# PROBLEM TO WORK ON:
List all the lines in these records that hold "beverage".

═════ MATERIAL ═════

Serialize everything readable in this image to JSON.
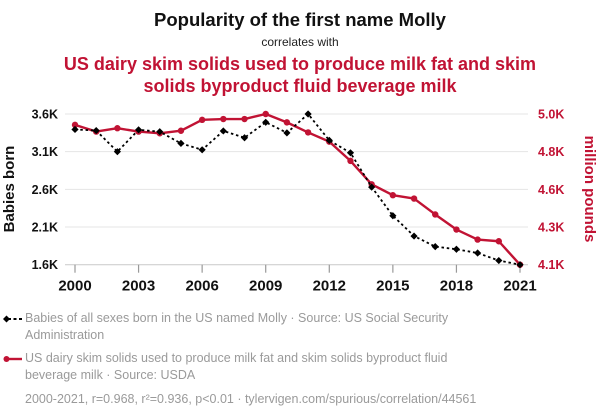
{
  "header": {
    "title": "Popularity of the first name Molly",
    "connector": "correlates with",
    "subtitle": "US dairy skim solids used to produce milk fat and skim solids byproduct fluid beverage milk"
  },
  "chart_data": {
    "type": "line",
    "title": "Popularity of the first name Molly correlates with US dairy skim solids used to produce milk fat and skim solids byproduct fluid beverage milk",
    "x": [
      2000,
      2001,
      2002,
      2003,
      2004,
      2005,
      2006,
      2007,
      2008,
      2009,
      2010,
      2011,
      2012,
      2013,
      2014,
      2015,
      2016,
      2017,
      2018,
      2019,
      2020,
      2021
    ],
    "series": [
      {
        "name": "Babies of all sexes born in the US named Molly",
        "axis": "left",
        "style": "dashed-diamond",
        "color": "#000000",
        "values": [
          3395,
          3380,
          3100,
          3390,
          3365,
          3210,
          3125,
          3375,
          3285,
          3490,
          3350,
          3600,
          3250,
          3085,
          2630,
          2250,
          1980,
          1840,
          1805,
          1755,
          1655,
          1600
        ]
      },
      {
        "name": "US dairy skim solids used to produce milk fat and skim solids byproduct fluid beverage milk",
        "axis": "right",
        "style": "solid-circle",
        "color": "#c11334",
        "values": [
          4935,
          4895,
          4915,
          4895,
          4885,
          4900,
          4965,
          4970,
          4970,
          5000,
          4950,
          4890,
          4835,
          4720,
          4580,
          4515,
          4495,
          4400,
          4310,
          4250,
          4240,
          4100
        ]
      }
    ],
    "left_axis": {
      "label": "Babies born",
      "tick_labels": [
        "3.6K",
        "3.1K",
        "2.6K",
        "2.1K",
        "1.6K"
      ],
      "tick_values": [
        3600,
        3100,
        2600,
        2100,
        1600
      ],
      "range": [
        1600,
        3600
      ]
    },
    "right_axis": {
      "label": "million pounds",
      "tick_labels": [
        "5.0K",
        "4.8K",
        "4.6K",
        "4.3K",
        "4.1K"
      ],
      "range": [
        4100,
        5000
      ]
    },
    "x_axis": {
      "tick_labels": [
        "2000",
        "2003",
        "2006",
        "2009",
        "2012",
        "2015",
        "2018",
        "2021"
      ],
      "tick_values": [
        2000,
        2003,
        2006,
        2009,
        2012,
        2015,
        2018,
        2021
      ],
      "range": [
        2000,
        2021
      ]
    },
    "grid": true,
    "legend_position": "bottom"
  },
  "legend": {
    "items": [
      {
        "label": "Babies of all sexes born in the US named Molly · Source: US Social Security Administration",
        "color": "#000000",
        "line_style": "dashed"
      },
      {
        "label": "US dairy skim solids used to produce milk fat and skim solids byproduct fluid beverage milk · Source: USDA",
        "color": "#c11334",
        "line_style": "solid"
      }
    ]
  },
  "footer": {
    "text": "2000-2021, r=0.968, r²=0.936, p<0.01 · tylervigen.com/spurious/correlation/44561"
  },
  "colors": {
    "accent_red": "#c11334",
    "muted_text": "#9a9a9a",
    "grid": "#e5e5e5",
    "axis_line": "#c9c9c9",
    "tick_mark": "#999999"
  }
}
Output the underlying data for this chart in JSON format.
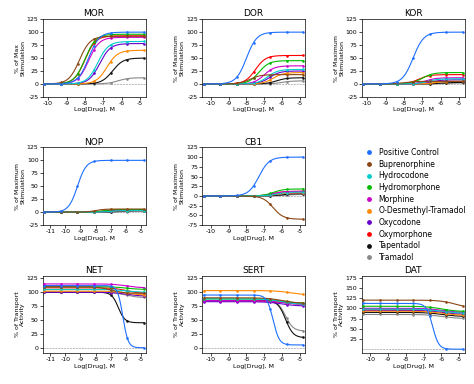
{
  "compounds": [
    "Positive Control",
    "Buprenorphine",
    "Hydrocodone",
    "Hydromorphone",
    "Morphine",
    "O-Desmethyl-Tramadol",
    "Oxycodone",
    "Oxymorphone",
    "Tapentadol",
    "Tramadol"
  ],
  "colors": [
    "#1E6FFF",
    "#8B4513",
    "#00CCCC",
    "#00BB00",
    "#CC00CC",
    "#FF8800",
    "#6600CC",
    "#FF0000",
    "#111111",
    "#888888"
  ],
  "subplots": {
    "MOR": {
      "xlabel": "Log[Drug], M",
      "ylabel": "% of Max\nStimulation",
      "xlim": [
        -10.3,
        -4.7
      ],
      "ylim": [
        -25,
        125
      ],
      "yticks": [
        -25,
        0,
        25,
        50,
        75,
        100,
        125
      ],
      "xticks": [
        -10,
        -9,
        -8,
        -7,
        -6,
        -5
      ],
      "curves": {
        "Positive Control": {
          "EC50": -7.8,
          "Emax": 100,
          "base": 0,
          "hill": 1.5
        },
        "Buprenorphine": {
          "EC50": -8.3,
          "Emax": 92,
          "base": 0,
          "hill": 1.5
        },
        "Hydromorphone": {
          "EC50": -8.0,
          "Emax": 96,
          "base": 0,
          "hill": 1.5
        },
        "Morphine": {
          "EC50": -7.8,
          "Emax": 90,
          "base": 0,
          "hill": 1.5
        },
        "Oxymorphone": {
          "EC50": -8.0,
          "Emax": 93,
          "base": 0,
          "hill": 1.5
        },
        "Hydrocodone": {
          "EC50": -7.3,
          "Emax": 82,
          "base": 0,
          "hill": 1.5
        },
        "Oxycodone": {
          "EC50": -7.2,
          "Emax": 78,
          "base": 0,
          "hill": 1.5
        },
        "O-Desmethyl-Tramadol": {
          "EC50": -6.8,
          "Emax": 65,
          "base": 0,
          "hill": 1.5
        },
        "Tapentadol": {
          "EC50": -6.5,
          "Emax": 50,
          "base": 0,
          "hill": 1.5
        },
        "Tramadol": {
          "EC50": -6.2,
          "Emax": 12,
          "base": 0,
          "hill": 1.5
        }
      }
    },
    "DOR": {
      "xlabel": "Log[Drug], M",
      "ylabel": "% of Maximum\nStimulation",
      "xlim": [
        -10.5,
        -4.7
      ],
      "ylim": [
        -25,
        125
      ],
      "yticks": [
        -25,
        0,
        25,
        50,
        75,
        100,
        125
      ],
      "xticks": [
        -10,
        -9,
        -8,
        -7,
        -6,
        -5
      ],
      "curves": {
        "Positive Control": {
          "EC50": -8.0,
          "Emax": 100,
          "base": 0,
          "hill": 1.5
        },
        "Oxymorphone": {
          "EC50": -7.5,
          "Emax": 55,
          "base": 0,
          "hill": 1.5
        },
        "Hydromorphone": {
          "EC50": -7.3,
          "Emax": 45,
          "base": 0,
          "hill": 1.5
        },
        "Morphine": {
          "EC50": -7.0,
          "Emax": 35,
          "base": 0,
          "hill": 1.5
        },
        "Hydrocodone": {
          "EC50": -6.8,
          "Emax": 28,
          "base": 0,
          "hill": 1.5
        },
        "Oxycodone": {
          "EC50": -6.7,
          "Emax": 25,
          "base": 0,
          "hill": 1.5
        },
        "O-Desmethyl-Tramadol": {
          "EC50": -6.5,
          "Emax": 22,
          "base": 0,
          "hill": 1.5
        },
        "Buprenorphine": {
          "EC50": -7.8,
          "Emax": 18,
          "base": 0,
          "hill": 1.5
        },
        "Tapentadol": {
          "EC50": -6.3,
          "Emax": 12,
          "base": 0,
          "hill": 1.5
        },
        "Tramadol": {
          "EC50": -6.0,
          "Emax": 6,
          "base": 0,
          "hill": 1.5
        }
      }
    },
    "KOR": {
      "xlabel": "Log[Drug], M",
      "ylabel": "% of Maximum\nStimulation",
      "xlim": [
        -10.3,
        -4.7
      ],
      "ylim": [
        -25,
        125
      ],
      "yticks": [
        -25,
        0,
        25,
        50,
        75,
        100,
        125
      ],
      "xticks": [
        -10,
        -9,
        -8,
        -7,
        -6,
        -5
      ],
      "curves": {
        "Positive Control": {
          "EC50": -7.5,
          "Emax": 100,
          "base": 0,
          "hill": 1.5
        },
        "Hydromorphone": {
          "EC50": -7.0,
          "Emax": 22,
          "base": 0,
          "hill": 1.5
        },
        "Oxymorphone": {
          "EC50": -7.2,
          "Emax": 18,
          "base": 0,
          "hill": 1.5
        },
        "Morphine": {
          "EC50": -6.8,
          "Emax": 12,
          "base": 0,
          "hill": 1.5
        },
        "Hydrocodone": {
          "EC50": -6.7,
          "Emax": 10,
          "base": 0,
          "hill": 1.5
        },
        "Oxycodone": {
          "EC50": -6.5,
          "Emax": 8,
          "base": 0,
          "hill": 1.5
        },
        "Buprenorphine": {
          "EC50": -8.0,
          "Emax": 5,
          "base": 0,
          "hill": 1.5
        },
        "O-Desmethyl-Tramadol": {
          "EC50": -6.3,
          "Emax": 5,
          "base": 0,
          "hill": 1.5
        },
        "Tapentadol": {
          "EC50": -6.0,
          "Emax": 3,
          "base": 0,
          "hill": 1.5
        },
        "Tramadol": {
          "EC50": -5.8,
          "Emax": 2,
          "base": 0,
          "hill": 1.5
        }
      }
    },
    "NOP": {
      "xlabel": "Log[Drug], M",
      "ylabel": "% of Maximum\nStimulation",
      "xlim": [
        -11.5,
        -4.7
      ],
      "ylim": [
        -25,
        125
      ],
      "yticks": [
        -25,
        0,
        25,
        50,
        75,
        100,
        125
      ],
      "xticks": [
        -11,
        -10,
        -9,
        -8,
        -7,
        -6,
        -5
      ],
      "curves": {
        "Positive Control": {
          "EC50": -9.2,
          "Emax": 100,
          "base": 0,
          "hill": 1.5
        },
        "Buprenorphine": {
          "EC50": -8.0,
          "Emax": 6,
          "base": 0,
          "hill": 1.5
        },
        "Hydromorphone": {
          "EC50": -7.5,
          "Emax": 5,
          "base": 0,
          "hill": 1.5
        },
        "Morphine": {
          "EC50": -7.2,
          "Emax": 4,
          "base": 0,
          "hill": 1.5
        },
        "Oxymorphone": {
          "EC50": -7.5,
          "Emax": 4,
          "base": 0,
          "hill": 1.5
        },
        "Hydrocodone": {
          "EC50": -7.0,
          "Emax": 3,
          "base": 0,
          "hill": 1.5
        },
        "O-Desmethyl-Tramadol": {
          "EC50": -7.0,
          "Emax": 3,
          "base": 0,
          "hill": 1.5
        },
        "Oxycodone": {
          "EC50": -7.0,
          "Emax": 3,
          "base": 0,
          "hill": 1.5
        },
        "Tapentadol": {
          "EC50": -6.5,
          "Emax": 3,
          "base": 0,
          "hill": 1.5
        },
        "Tramadol": {
          "EC50": -6.0,
          "Emax": 2,
          "base": 0,
          "hill": 1.5
        }
      }
    },
    "CB1": {
      "xlabel": "Log[Drug], M",
      "ylabel": "% of Maximum\nStimulation",
      "xlim": [
        -10.5,
        -4.7
      ],
      "ylim": [
        -75,
        125
      ],
      "yticks": [
        -75,
        -50,
        -25,
        0,
        25,
        50,
        75,
        100,
        125
      ],
      "xticks": [
        -10,
        -9,
        -8,
        -7,
        -6,
        -5
      ],
      "curves": {
        "Positive Control": {
          "EC50": -7.3,
          "Emax": 100,
          "base": 0,
          "hill": 1.5
        },
        "Buprenorphine": {
          "EC50": -6.5,
          "Emax": -60,
          "base": 0,
          "hill": 1.5
        },
        "Hydromorphone": {
          "EC50": -6.5,
          "Emax": 18,
          "base": 0,
          "hill": 1.5
        },
        "Morphine": {
          "EC50": -6.5,
          "Emax": 12,
          "base": 0,
          "hill": 1.5
        },
        "Oxymorphone": {
          "EC50": -6.5,
          "Emax": 12,
          "base": 0,
          "hill": 1.5
        },
        "Hydrocodone": {
          "EC50": -6.3,
          "Emax": 10,
          "base": 0,
          "hill": 1.5
        },
        "Oxycodone": {
          "EC50": -6.3,
          "Emax": 8,
          "base": 0,
          "hill": 1.5
        },
        "O-Desmethyl-Tramadol": {
          "EC50": -6.3,
          "Emax": 8,
          "base": 0,
          "hill": 1.5
        },
        "Tapentadol": {
          "EC50": -6.0,
          "Emax": 6,
          "base": 0,
          "hill": 1.5
        },
        "Tramadol": {
          "EC50": -5.8,
          "Emax": 4,
          "base": 0,
          "hill": 1.5
        }
      }
    },
    "NET": {
      "xlabel": "Log[Drug], M",
      "ylabel": "% of Transport\nActivity",
      "xlim": [
        -11.5,
        -4.7
      ],
      "ylim": [
        -10,
        130
      ],
      "yticks": [
        0,
        25,
        50,
        75,
        100,
        125
      ],
      "xticks": [
        -11,
        -10,
        -9,
        -8,
        -7,
        -6,
        -5
      ],
      "inhibition": true,
      "curves": {
        "Positive Control": {
          "EC50": -6.2,
          "Emin": 0,
          "base": 112,
          "hill": 2.5
        },
        "Morphine": {
          "EC50": -6.0,
          "Emin": 108,
          "base": 115,
          "hill": 1.0
        },
        "Hydromorphone": {
          "EC50": -6.0,
          "Emin": 105,
          "base": 110,
          "hill": 1.0
        },
        "Buprenorphine": {
          "EC50": -7.0,
          "Emin": 98,
          "base": 110,
          "hill": 1.0
        },
        "Hydrocodone": {
          "EC50": -6.0,
          "Emin": 100,
          "base": 105,
          "hill": 1.0
        },
        "Oxymorphone": {
          "EC50": -6.0,
          "Emin": 98,
          "base": 108,
          "hill": 1.0
        },
        "O-Desmethyl-Tramadol": {
          "EC50": -6.0,
          "Emin": 95,
          "base": 102,
          "hill": 1.0
        },
        "Oxycodone": {
          "EC50": -6.0,
          "Emin": 93,
          "base": 100,
          "hill": 1.0
        },
        "Tapentadol": {
          "EC50": -6.5,
          "Emin": 45,
          "base": 100,
          "hill": 2.0
        },
        "Tramadol": {
          "EC50": -6.0,
          "Emin": 90,
          "base": 100,
          "hill": 1.0
        }
      }
    },
    "SERT": {
      "xlabel": "Log[Drug], M",
      "ylabel": "% of Transport\nActivity",
      "xlim": [
        -10.5,
        -4.7
      ],
      "ylim": [
        -10,
        130
      ],
      "yticks": [
        0,
        25,
        50,
        75,
        100,
        125
      ],
      "xticks": [
        -10,
        -9,
        -8,
        -7,
        -6,
        -5
      ],
      "inhibition": true,
      "curves": {
        "Positive Control": {
          "EC50": -6.5,
          "Emin": 5,
          "base": 95,
          "hill": 2.5
        },
        "Tapentadol": {
          "EC50": -5.8,
          "Emin": 18,
          "base": 85,
          "hill": 2.0
        },
        "Tramadol": {
          "EC50": -5.8,
          "Emin": 30,
          "base": 85,
          "hill": 2.0
        },
        "O-Desmethyl-Tramadol": {
          "EC50": -5.5,
          "Emin": 95,
          "base": 103,
          "hill": 1.0
        },
        "Buprenorphine": {
          "EC50": -6.0,
          "Emin": 80,
          "base": 90,
          "hill": 1.0
        },
        "Hydrocodone": {
          "EC50": -6.0,
          "Emin": 78,
          "base": 88,
          "hill": 1.0
        },
        "Hydromorphone": {
          "EC50": -6.0,
          "Emin": 80,
          "base": 88,
          "hill": 1.0
        },
        "Morphine": {
          "EC50": -6.0,
          "Emin": 78,
          "base": 85,
          "hill": 1.0
        },
        "Oxycodone": {
          "EC50": -6.0,
          "Emin": 75,
          "base": 83,
          "hill": 1.0
        },
        "Oxymorphone": {
          "EC50": -6.0,
          "Emin": 78,
          "base": 85,
          "hill": 1.0
        }
      }
    },
    "DAT": {
      "xlabel": "Log[Drug], M",
      "ylabel": "% of Transport\nActivity",
      "xlim": [
        -10.5,
        -4.7
      ],
      "ylim": [
        -10,
        180
      ],
      "yticks": [
        25,
        50,
        75,
        100,
        125,
        150,
        175
      ],
      "xticks": [
        -10,
        -9,
        -8,
        -7,
        -6,
        -5
      ],
      "inhibition": true,
      "curves": {
        "Positive Control": {
          "EC50": -6.5,
          "Emin": 0,
          "base": 112,
          "hill": 2.5
        },
        "Buprenorphine": {
          "EC50": -5.2,
          "Emin": 100,
          "base": 120,
          "hill": 1.0,
          "rising": true
        },
        "Hydromorphone": {
          "EC50": -6.0,
          "Emin": 92,
          "base": 105,
          "hill": 1.0
        },
        "Morphine": {
          "EC50": -6.0,
          "Emin": 90,
          "base": 100,
          "hill": 1.0
        },
        "Oxymorphone": {
          "EC50": -6.0,
          "Emin": 88,
          "base": 98,
          "hill": 1.0
        },
        "Hydrocodone": {
          "EC50": -6.0,
          "Emin": 88,
          "base": 98,
          "hill": 1.0
        },
        "Oxycodone": {
          "EC50": -6.0,
          "Emin": 85,
          "base": 95,
          "hill": 1.0
        },
        "O-Desmethyl-Tramadol": {
          "EC50": -6.0,
          "Emin": 83,
          "base": 93,
          "hill": 1.0
        },
        "Tapentadol": {
          "EC50": -6.0,
          "Emin": 80,
          "base": 90,
          "hill": 1.0
        },
        "Tramadol": {
          "EC50": -6.0,
          "Emin": 75,
          "base": 85,
          "hill": 1.0
        }
      }
    }
  },
  "background_color": "#ffffff",
  "fontsize_title": 6.5,
  "fontsize_label": 4.5,
  "fontsize_tick": 4.5,
  "fontsize_legend": 5.5
}
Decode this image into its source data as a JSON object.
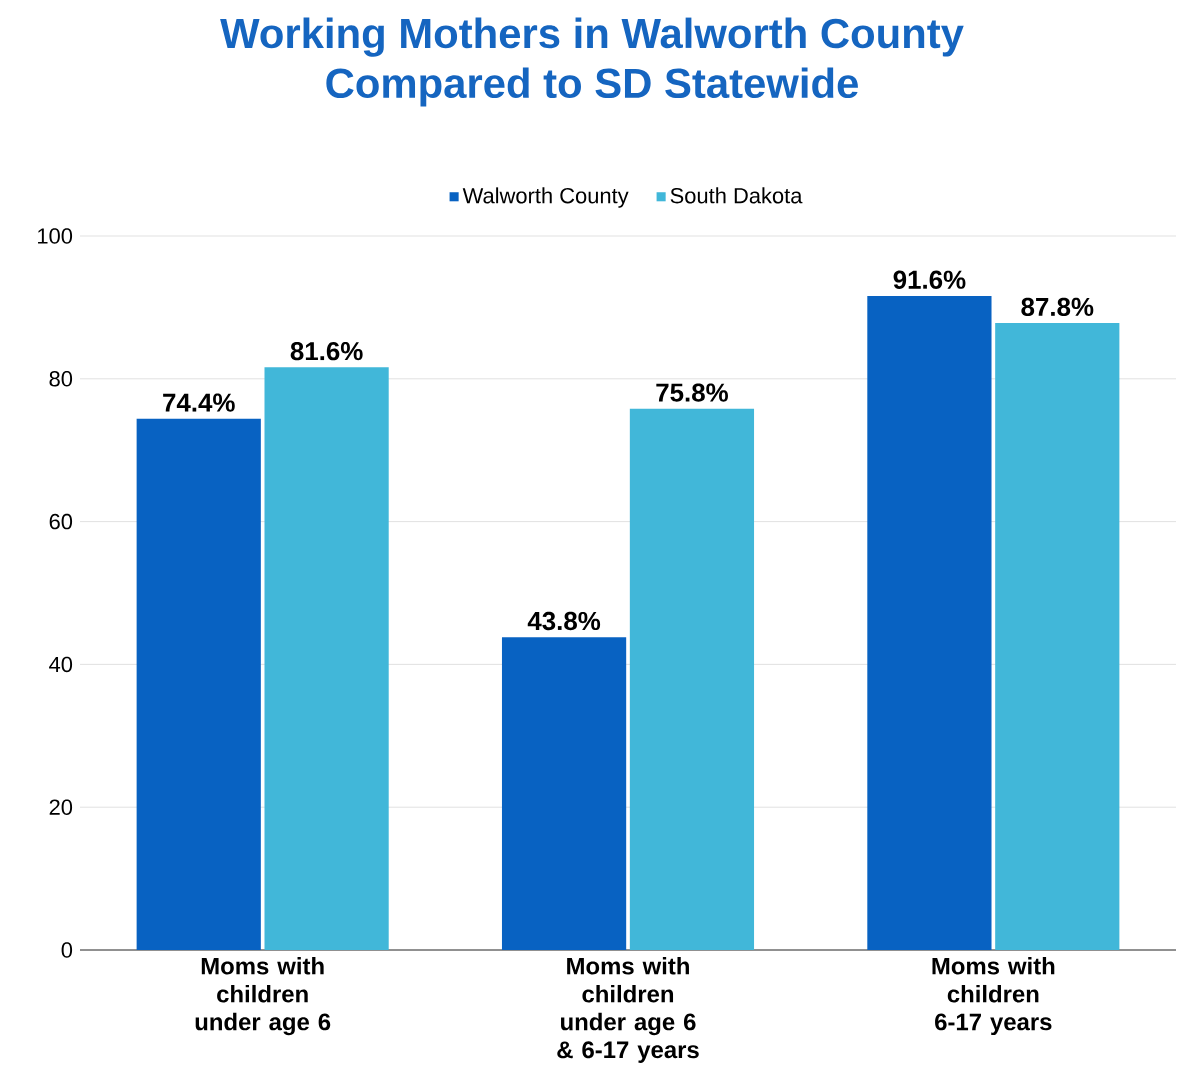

═════

# FINISHED EXERCISE:
    "subtitle": "US dairy skim solids used to produce milk fat and skim solids byproduct fluid beverage milk"
    "title": "Popularity of the first name Molly correlates with US dairy skim solids used to produce milk fat and skim solids byproduct fluid beverage milk",
        "name": "US dairy skim solids used to produce milk fat and skim solids byproduct fluid beverage milk",
        "label": "US dairy skim solids used to produce milk fat and skim solids byproduct fluid beverage milk · Source: USDA",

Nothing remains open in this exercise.